• **Problem requirements**
Transcribe the records below in full; pictures stay out of the copy.

— START OF Raw data —

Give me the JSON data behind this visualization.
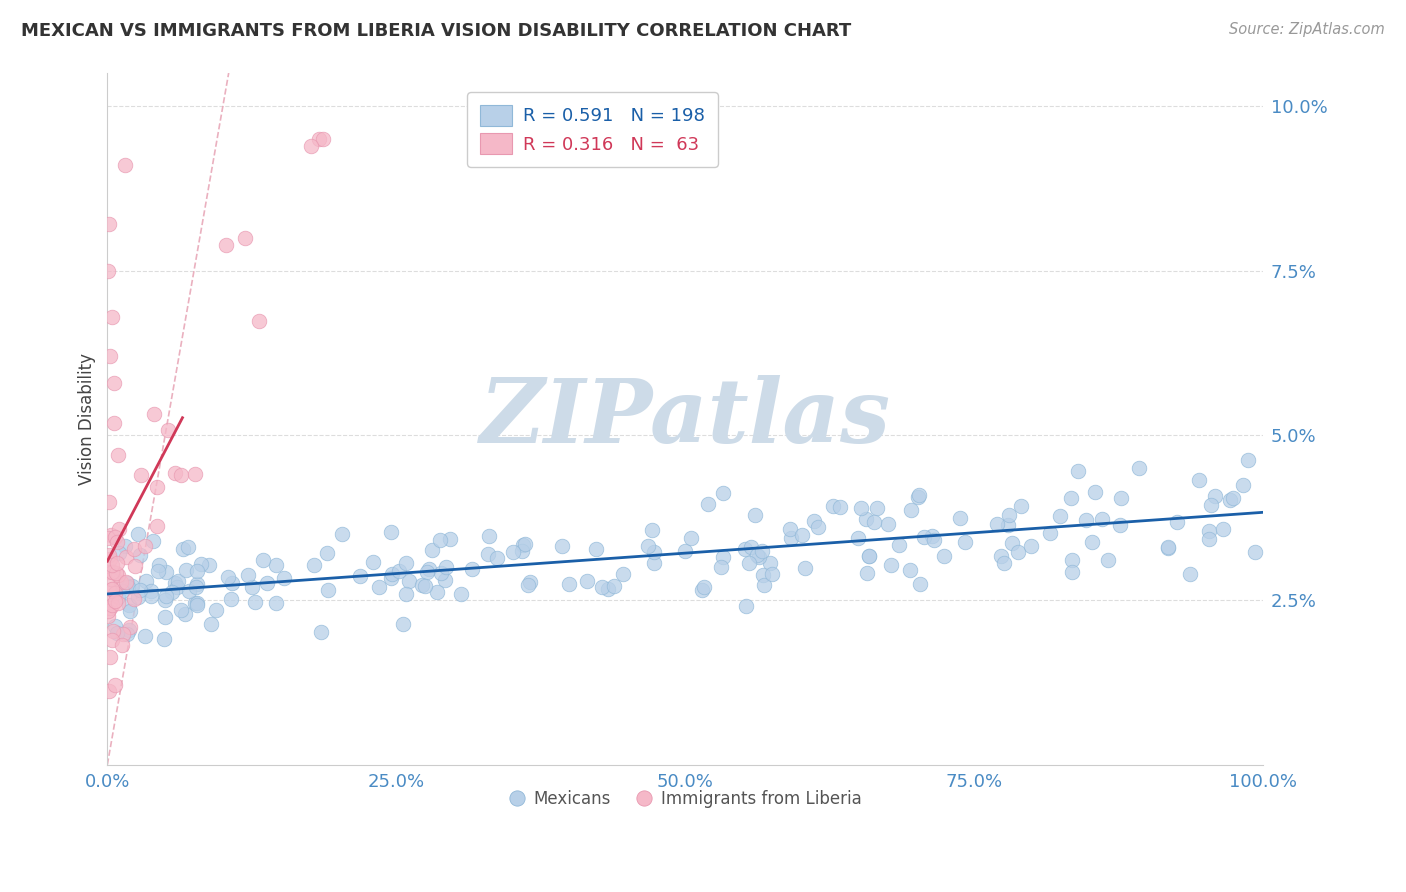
{
  "title": "MEXICAN VS IMMIGRANTS FROM LIBERIA VISION DISABILITY CORRELATION CHART",
  "source": "Source: ZipAtlas.com",
  "ylabel": "Vision Disability",
  "xlim": [
    0,
    1.0
  ],
  "ylim": [
    0.0,
    0.105
  ],
  "yticks": [
    0.025,
    0.05,
    0.075,
    0.1
  ],
  "ytick_labels": [
    "2.5%",
    "5.0%",
    "7.5%",
    "10.0%"
  ],
  "xticks": [
    0.0,
    0.25,
    0.5,
    0.75,
    1.0
  ],
  "xtick_labels": [
    "0.0%",
    "25.0%",
    "50.0%",
    "75.0%",
    "100.0%"
  ],
  "blue_R": 0.591,
  "blue_N": 198,
  "pink_R": 0.316,
  "pink_N": 63,
  "legend_label_blue": "Mexicans",
  "legend_label_pink": "Immigrants from Liberia",
  "blue_color": "#b8d0e8",
  "blue_edge_color": "#90b8d8",
  "blue_line_color": "#1a5fa8",
  "pink_color": "#f5b8c8",
  "pink_edge_color": "#e898b0",
  "pink_line_color": "#d03858",
  "diag_color": "#e8a8b8",
  "background_color": "#ffffff",
  "watermark_color": "#cddbe8",
  "grid_color": "#dddddd",
  "title_color": "#333333",
  "source_color": "#999999",
  "tick_color": "#4a8bc4"
}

— END OF Raw data —

• **Solution for this exercise**
Give me the JSON data behind this visualization.
{
  "title": "MEXICAN VS IMMIGRANTS FROM LIBERIA VISION DISABILITY CORRELATION CHART",
  "source": "Source: ZipAtlas.com",
  "ylabel": "Vision Disability",
  "xlim": [
    0,
    1.0
  ],
  "ylim": [
    0.0,
    0.105
  ],
  "yticks": [
    0.025,
    0.05,
    0.075,
    0.1
  ],
  "ytick_labels": [
    "2.5%",
    "5.0%",
    "7.5%",
    "10.0%"
  ],
  "xticks": [
    0.0,
    0.25,
    0.5,
    0.75,
    1.0
  ],
  "xtick_labels": [
    "0.0%",
    "25.0%",
    "50.0%",
    "75.0%",
    "100.0%"
  ],
  "blue_R": 0.591,
  "blue_N": 198,
  "pink_R": 0.316,
  "pink_N": 63,
  "legend_label_blue": "Mexicans",
  "legend_label_pink": "Immigrants from Liberia",
  "blue_color": "#b8d0e8",
  "blue_edge_color": "#90b8d8",
  "blue_line_color": "#1a5fa8",
  "pink_color": "#f5b8c8",
  "pink_edge_color": "#e898b0",
  "pink_line_color": "#d03858",
  "diag_color": "#e8a8b8",
  "background_color": "#ffffff",
  "watermark_color": "#cddbe8",
  "grid_color": "#dddddd",
  "title_color": "#333333",
  "source_color": "#999999",
  "tick_color": "#4a8bc4"
}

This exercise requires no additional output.